***** DATA SHOWN *****
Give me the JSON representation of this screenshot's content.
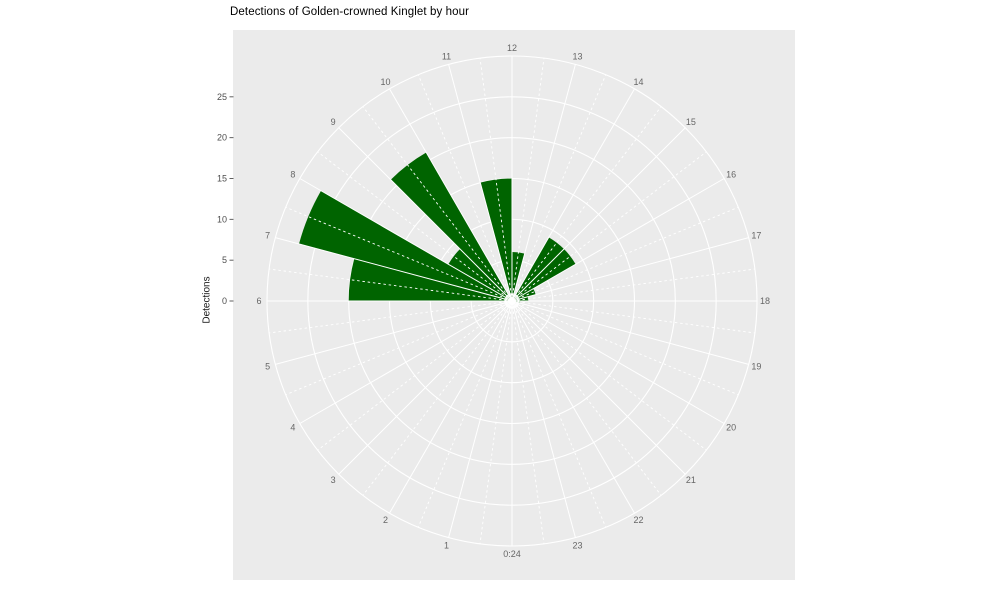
{
  "page": {
    "title": "Detections of Golden-crowned Kinglet by hour"
  },
  "chart_data": {
    "type": "polar_bar",
    "title": "Detections of Golden-crowned Kinglet by hour",
    "ylabel": "Detections",
    "theta_unit": "hour",
    "zero_position": "bottom",
    "direction": "clockwise",
    "hour_labels": [
      "0:24",
      "1",
      "2",
      "3",
      "4",
      "5",
      "6",
      "7",
      "8",
      "9",
      "10",
      "11",
      "12",
      "13",
      "14",
      "15",
      "16",
      "17",
      "18",
      "19",
      "20",
      "21",
      "22",
      "23"
    ],
    "values": [
      0,
      0,
      0,
      0,
      0,
      0,
      20,
      27,
      9,
      21,
      0,
      15,
      6,
      0,
      9,
      9,
      3,
      2,
      1,
      0,
      0,
      0,
      0,
      0
    ],
    "r_ticks": [
      0,
      5,
      10,
      15,
      20,
      25
    ],
    "r_max": 30,
    "grid": "on",
    "minor_spokes": "half-hour dashed",
    "colors": {
      "bar": "#006400",
      "panel_bg": "#ebebeb",
      "grid": "#ffffff",
      "axis_text": "#4d4d4d",
      "hour_text": "#666666",
      "title_text": "#000000",
      "tick_mark": "#4d4d4d"
    }
  }
}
*****
» GOAL:
Copy the data character for character, but drop all pictures from the copy.

» PROBLEM SOLUTION:
Give me the JSON representation of this screenshot's content.
{
  "page": {
    "title": "Detections of Golden-crowned Kinglet by hour"
  },
  "chart_data": {
    "type": "polar_bar",
    "title": "Detections of Golden-crowned Kinglet by hour",
    "ylabel": "Detections",
    "theta_unit": "hour",
    "zero_position": "bottom",
    "direction": "clockwise",
    "hour_labels": [
      "0:24",
      "1",
      "2",
      "3",
      "4",
      "5",
      "6",
      "7",
      "8",
      "9",
      "10",
      "11",
      "12",
      "13",
      "14",
      "15",
      "16",
      "17",
      "18",
      "19",
      "20",
      "21",
      "22",
      "23"
    ],
    "values": [
      0,
      0,
      0,
      0,
      0,
      0,
      20,
      27,
      9,
      21,
      0,
      15,
      6,
      0,
      9,
      9,
      3,
      2,
      1,
      0,
      0,
      0,
      0,
      0
    ],
    "r_ticks": [
      0,
      5,
      10,
      15,
      20,
      25
    ],
    "r_max": 30,
    "grid": "on",
    "minor_spokes": "half-hour dashed",
    "colors": {
      "bar": "#006400",
      "panel_bg": "#ebebeb",
      "grid": "#ffffff",
      "axis_text": "#4d4d4d",
      "hour_text": "#666666",
      "title_text": "#000000",
      "tick_mark": "#4d4d4d"
    }
  }
}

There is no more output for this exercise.